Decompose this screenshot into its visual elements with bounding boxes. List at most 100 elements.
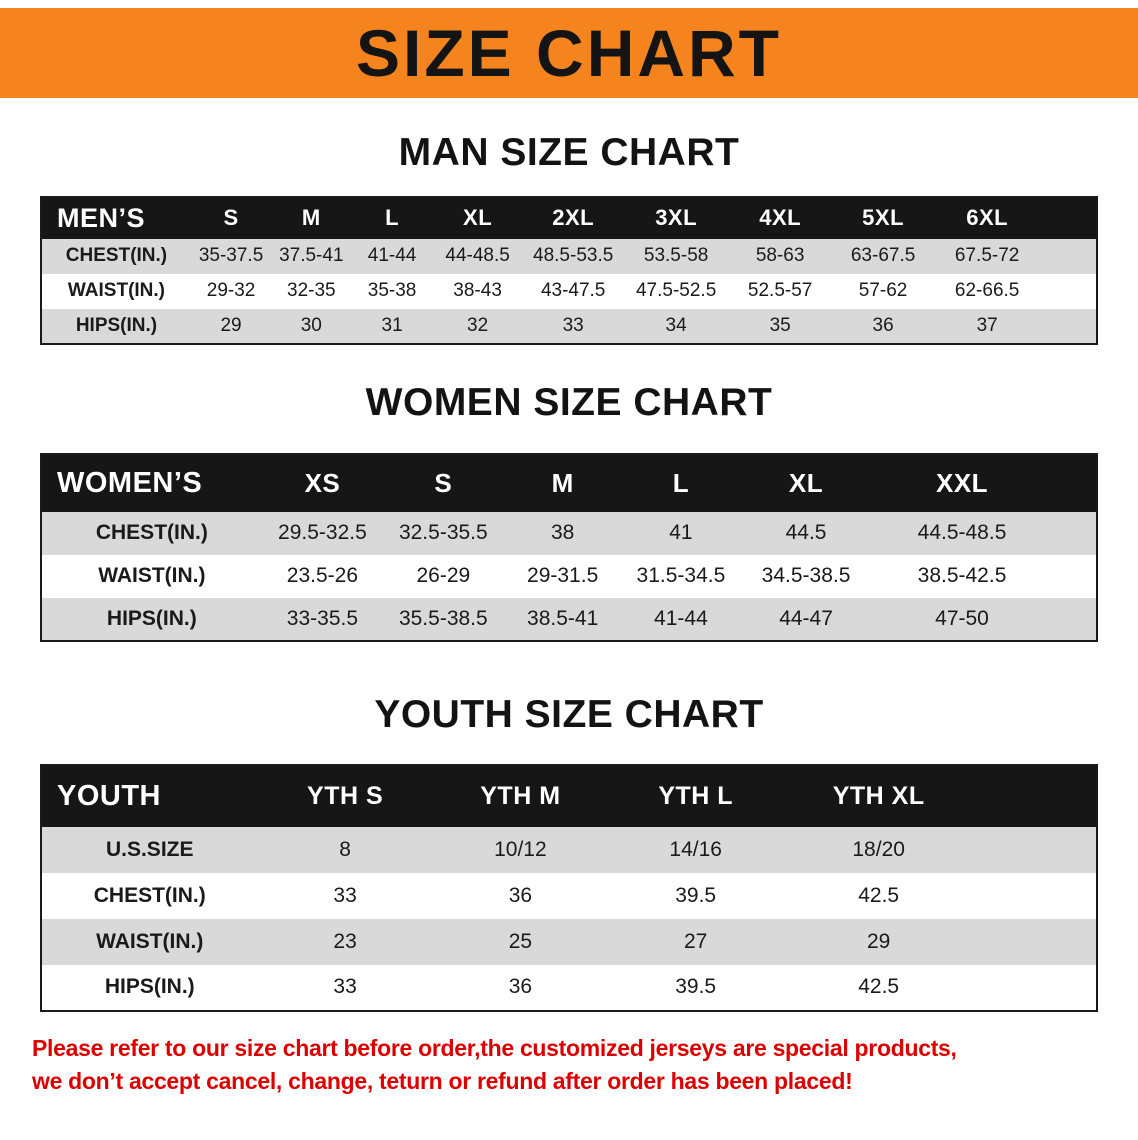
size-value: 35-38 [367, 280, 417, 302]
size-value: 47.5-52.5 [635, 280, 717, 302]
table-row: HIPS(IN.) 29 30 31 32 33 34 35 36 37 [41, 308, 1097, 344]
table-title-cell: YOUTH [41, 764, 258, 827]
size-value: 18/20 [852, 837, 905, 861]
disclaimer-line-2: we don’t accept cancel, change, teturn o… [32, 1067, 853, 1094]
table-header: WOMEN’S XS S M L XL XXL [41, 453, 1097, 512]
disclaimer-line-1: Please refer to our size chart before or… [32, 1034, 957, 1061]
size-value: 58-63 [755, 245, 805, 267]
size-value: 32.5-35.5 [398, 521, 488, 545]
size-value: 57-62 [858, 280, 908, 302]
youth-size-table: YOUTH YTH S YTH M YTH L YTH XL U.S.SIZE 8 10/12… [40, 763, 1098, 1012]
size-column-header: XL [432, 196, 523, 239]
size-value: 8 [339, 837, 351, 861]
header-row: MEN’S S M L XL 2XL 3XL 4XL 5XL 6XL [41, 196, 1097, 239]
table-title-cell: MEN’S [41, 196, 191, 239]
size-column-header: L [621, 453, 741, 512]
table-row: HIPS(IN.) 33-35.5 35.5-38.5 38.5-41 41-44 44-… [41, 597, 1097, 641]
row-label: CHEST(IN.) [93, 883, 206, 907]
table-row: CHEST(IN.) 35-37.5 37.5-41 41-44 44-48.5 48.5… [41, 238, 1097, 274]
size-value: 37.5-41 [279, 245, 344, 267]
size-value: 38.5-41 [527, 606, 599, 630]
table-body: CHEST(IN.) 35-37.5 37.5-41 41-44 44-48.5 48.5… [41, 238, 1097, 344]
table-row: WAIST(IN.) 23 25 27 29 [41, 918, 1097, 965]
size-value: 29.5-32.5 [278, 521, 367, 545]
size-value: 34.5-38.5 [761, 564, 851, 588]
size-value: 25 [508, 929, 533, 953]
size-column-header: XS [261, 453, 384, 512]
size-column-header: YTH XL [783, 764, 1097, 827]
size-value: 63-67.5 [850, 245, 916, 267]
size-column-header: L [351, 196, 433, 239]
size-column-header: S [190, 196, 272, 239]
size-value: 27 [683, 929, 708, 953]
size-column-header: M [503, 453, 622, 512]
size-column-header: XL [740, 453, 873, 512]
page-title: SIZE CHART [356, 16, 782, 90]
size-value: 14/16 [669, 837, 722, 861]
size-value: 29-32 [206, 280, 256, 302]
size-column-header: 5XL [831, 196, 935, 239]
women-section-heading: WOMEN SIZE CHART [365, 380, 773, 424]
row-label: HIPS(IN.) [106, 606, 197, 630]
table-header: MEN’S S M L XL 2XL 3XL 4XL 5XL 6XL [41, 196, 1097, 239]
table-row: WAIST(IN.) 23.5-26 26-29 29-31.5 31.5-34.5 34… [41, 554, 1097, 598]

→ **The task**
Convert every row above into a numbered list, leaving out blank lines and any pictures.

→ **Result below**
1. Decompose this screenshot into its visual elements with bounding boxes. List at most 100 elements.
2. size-value: 35-38 [367, 280, 417, 302]
3. size-value: 47.5-52.5 [635, 280, 717, 302]
4. table-row: HIPS(IN.) 29 30 31 32 33 34 35 36 37 [41, 308, 1097, 344]
5. table-title-cell: YOUTH [41, 764, 258, 827]
6. size-value: 18/20 [852, 837, 905, 861]
7. disclaimer-line-2: we don’t accept cancel, change, teturn o… [32, 1067, 853, 1094]
8. table-header: WOMEN’S XS S M L XL XXL [41, 453, 1097, 512]
9. disclaimer-line-1: Please refer to our size chart before or… [32, 1034, 957, 1061]
10. size-value: 58-63 [755, 245, 805, 267]
11. size-value: 32.5-35.5 [398, 521, 488, 545]
12. size-value: 57-62 [858, 280, 908, 302]
13. youth-size-table: YOUTH YTH S YTH M YTH L YTH XL U.S.SIZE 8 10/12… [40, 763, 1098, 1012]
14. size-column-header: XL [432, 196, 523, 239]
15. size-value: 8 [339, 837, 351, 861]
16. header-row: MEN’S S M L XL 2XL 3XL 4XL 5XL 6XL [41, 196, 1097, 239]
17. table-title-cell: MEN’S [41, 196, 191, 239]
18. size-column-header: L [621, 453, 741, 512]
19. table-row: HIPS(IN.) 33-35.5 35.5-38.5 38.5-41 41-44 44-… [41, 597, 1097, 641]
20. row-label: CHEST(IN.) [93, 883, 206, 907]
21. table-row: CHEST(IN.) 35-37.5 37.5-41 41-44 44-48.5 48.5… [41, 238, 1097, 274]
22. size-value: 37.5-41 [279, 245, 344, 267]
23. size-value: 38.5-41 [527, 606, 599, 630]
24. table-body: CHEST(IN.) 35-37.5 37.5-41 41-44 44-48.5 48.5… [41, 238, 1097, 344]
25. table-row: WAIST(IN.) 23 25 27 29 [41, 918, 1097, 965]
26. size-value: 29.5-32.5 [278, 521, 367, 545]
27. size-value: 34.5-38.5 [761, 564, 851, 588]
28. size-value: 25 [508, 929, 533, 953]
29. size-column-header: XS [261, 453, 384, 512]
30. size-column-header: YTH XL [783, 764, 1097, 827]
31. size-value: 63-67.5 [850, 245, 916, 267]
32. size-column-header: L [351, 196, 433, 239]
33. size-column-header: S [190, 196, 272, 239]
34. size-value: 27 [683, 929, 708, 953]
35. size-column-header: M [503, 453, 622, 512]
36. size-column-header: XL [740, 453, 873, 512]
37. page-title: SIZE CHART [356, 16, 782, 90]
38. size-value: 14/16 [669, 837, 722, 861]
39. size-value: 29-32 [206, 280, 256, 302]
40. size-column-header: 5XL [831, 196, 935, 239]
41. women-section-heading: WOMEN SIZE CHART [365, 380, 773, 424]
42. row-label: HIPS(IN.) [106, 606, 197, 630]
43. table-header: MEN’S S M L XL 2XL 3XL 4XL 5XL 6XL [41, 196, 1097, 239]
44. table-row: WAIST(IN.) 23.5-26 26-29 29-31.5 31.5-34.5 34… [41, 554, 1097, 598]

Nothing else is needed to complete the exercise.